___ DATA IN THIS EXERCISE ___

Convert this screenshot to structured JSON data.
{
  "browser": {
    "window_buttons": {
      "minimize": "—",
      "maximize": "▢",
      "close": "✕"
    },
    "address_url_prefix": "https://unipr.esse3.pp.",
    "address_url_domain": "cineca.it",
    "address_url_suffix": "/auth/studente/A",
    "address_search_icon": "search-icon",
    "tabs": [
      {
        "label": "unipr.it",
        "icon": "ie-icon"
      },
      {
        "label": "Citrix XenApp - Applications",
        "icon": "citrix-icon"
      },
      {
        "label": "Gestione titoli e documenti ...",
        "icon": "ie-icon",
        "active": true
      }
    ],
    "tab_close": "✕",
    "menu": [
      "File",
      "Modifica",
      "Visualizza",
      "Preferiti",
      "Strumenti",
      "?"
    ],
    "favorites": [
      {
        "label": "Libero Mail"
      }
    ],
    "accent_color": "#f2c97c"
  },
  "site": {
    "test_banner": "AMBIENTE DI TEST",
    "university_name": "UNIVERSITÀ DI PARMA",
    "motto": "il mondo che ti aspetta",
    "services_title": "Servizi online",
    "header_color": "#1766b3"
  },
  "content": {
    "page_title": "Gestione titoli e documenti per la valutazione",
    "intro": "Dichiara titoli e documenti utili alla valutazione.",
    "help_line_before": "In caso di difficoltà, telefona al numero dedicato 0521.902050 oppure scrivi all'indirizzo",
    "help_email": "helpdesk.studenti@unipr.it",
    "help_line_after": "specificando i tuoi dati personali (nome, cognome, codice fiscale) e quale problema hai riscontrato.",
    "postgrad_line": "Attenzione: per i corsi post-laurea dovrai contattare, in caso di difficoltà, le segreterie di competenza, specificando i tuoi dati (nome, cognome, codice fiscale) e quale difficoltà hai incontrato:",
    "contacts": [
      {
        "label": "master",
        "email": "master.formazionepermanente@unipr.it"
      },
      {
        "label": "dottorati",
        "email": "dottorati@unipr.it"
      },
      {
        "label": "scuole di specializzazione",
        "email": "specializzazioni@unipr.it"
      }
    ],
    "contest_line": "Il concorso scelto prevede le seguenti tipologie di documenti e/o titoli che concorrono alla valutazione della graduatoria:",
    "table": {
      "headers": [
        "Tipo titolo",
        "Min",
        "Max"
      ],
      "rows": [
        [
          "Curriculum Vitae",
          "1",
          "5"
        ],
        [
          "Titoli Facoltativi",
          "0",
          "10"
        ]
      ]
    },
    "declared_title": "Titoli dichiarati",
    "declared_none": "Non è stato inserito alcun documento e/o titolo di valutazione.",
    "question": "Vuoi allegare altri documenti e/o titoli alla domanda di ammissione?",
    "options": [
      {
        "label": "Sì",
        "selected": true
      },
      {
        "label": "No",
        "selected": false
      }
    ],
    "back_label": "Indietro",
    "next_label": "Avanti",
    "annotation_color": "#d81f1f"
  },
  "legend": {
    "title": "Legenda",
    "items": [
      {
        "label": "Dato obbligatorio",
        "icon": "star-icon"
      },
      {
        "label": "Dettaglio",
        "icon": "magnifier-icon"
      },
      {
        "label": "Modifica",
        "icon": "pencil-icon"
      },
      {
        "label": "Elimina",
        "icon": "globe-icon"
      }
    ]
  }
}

___

● **BRIEF**: Copy out every entry again, exactly as it was given.

● **RESULT OF THE TASK**:
Convert this screenshot to structured JSON data.
{
  "browser": {
    "window_buttons": {
      "minimize": "—",
      "maximize": "▢",
      "close": "✕"
    },
    "address_url_prefix": "https://unipr.esse3.pp.",
    "address_url_domain": "cineca.it",
    "address_url_suffix": "/auth/studente/A",
    "address_search_icon": "search-icon",
    "tabs": [
      {
        "label": "unipr.it",
        "icon": "ie-icon"
      },
      {
        "label": "Citrix XenApp - Applications",
        "icon": "citrix-icon"
      },
      {
        "label": "Gestione titoli e documenti ...",
        "icon": "ie-icon",
        "active": true
      }
    ],
    "tab_close": "✕",
    "menu": [
      "File",
      "Modifica",
      "Visualizza",
      "Preferiti",
      "Strumenti",
      "?"
    ],
    "favorites": [
      {
        "label": "Libero Mail"
      }
    ],
    "accent_color": "#f2c97c"
  },
  "site": {
    "test_banner": "AMBIENTE DI TEST",
    "university_name": "UNIVERSITÀ DI PARMA",
    "motto": "il mondo che ti aspetta",
    "services_title": "Servizi online",
    "header_color": "#1766b3"
  },
  "content": {
    "page_title": "Gestione titoli e documenti per la valutazione",
    "intro": "Dichiara titoli e documenti utili alla valutazione.",
    "help_line_before": "In caso di difficoltà, telefona al numero dedicato 0521.902050 oppure scrivi all'indirizzo",
    "help_email": "helpdesk.studenti@unipr.it",
    "help_line_after": "specificando i tuoi dati personali (nome, cognome, codice fiscale) e quale problema hai riscontrato.",
    "postgrad_line": "Attenzione: per i corsi post-laurea dovrai contattare, in caso di difficoltà, le segreterie di competenza, specificando i tuoi dati (nome, cognome, codice fiscale) e quale difficoltà hai incontrato:",
    "contacts": [
      {
        "label": "master",
        "email": "master.formazionepermanente@unipr.it"
      },
      {
        "label": "dottorati",
        "email": "dottorati@unipr.it"
      },
      {
        "label": "scuole di specializzazione",
        "email": "specializzazioni@unipr.it"
      }
    ],
    "contest_line": "Il concorso scelto prevede le seguenti tipologie di documenti e/o titoli che concorrono alla valutazione della graduatoria:",
    "table": {
      "headers": [
        "Tipo titolo",
        "Min",
        "Max"
      ],
      "rows": [
        [
          "Curriculum Vitae",
          "1",
          "5"
        ],
        [
          "Titoli Facoltativi",
          "0",
          "10"
        ]
      ]
    },
    "declared_title": "Titoli dichiarati",
    "declared_none": "Non è stato inserito alcun documento e/o titolo di valutazione.",
    "question": "Vuoi allegare altri documenti e/o titoli alla domanda di ammissione?",
    "options": [
      {
        "label": "Sì",
        "selected": true
      },
      {
        "label": "No",
        "selected": false
      }
    ],
    "back_label": "Indietro",
    "next_label": "Avanti",
    "annotation_color": "#d81f1f"
  },
  "legend": {
    "title": "Legenda",
    "items": [
      {
        "label": "Dato obbligatorio",
        "icon": "star-icon"
      },
      {
        "label": "Dettaglio",
        "icon": "magnifier-icon"
      },
      {
        "label": "Modifica",
        "icon": "pencil-icon"
      },
      {
        "label": "Elimina",
        "icon": "globe-icon"
      }
    ]
  }
}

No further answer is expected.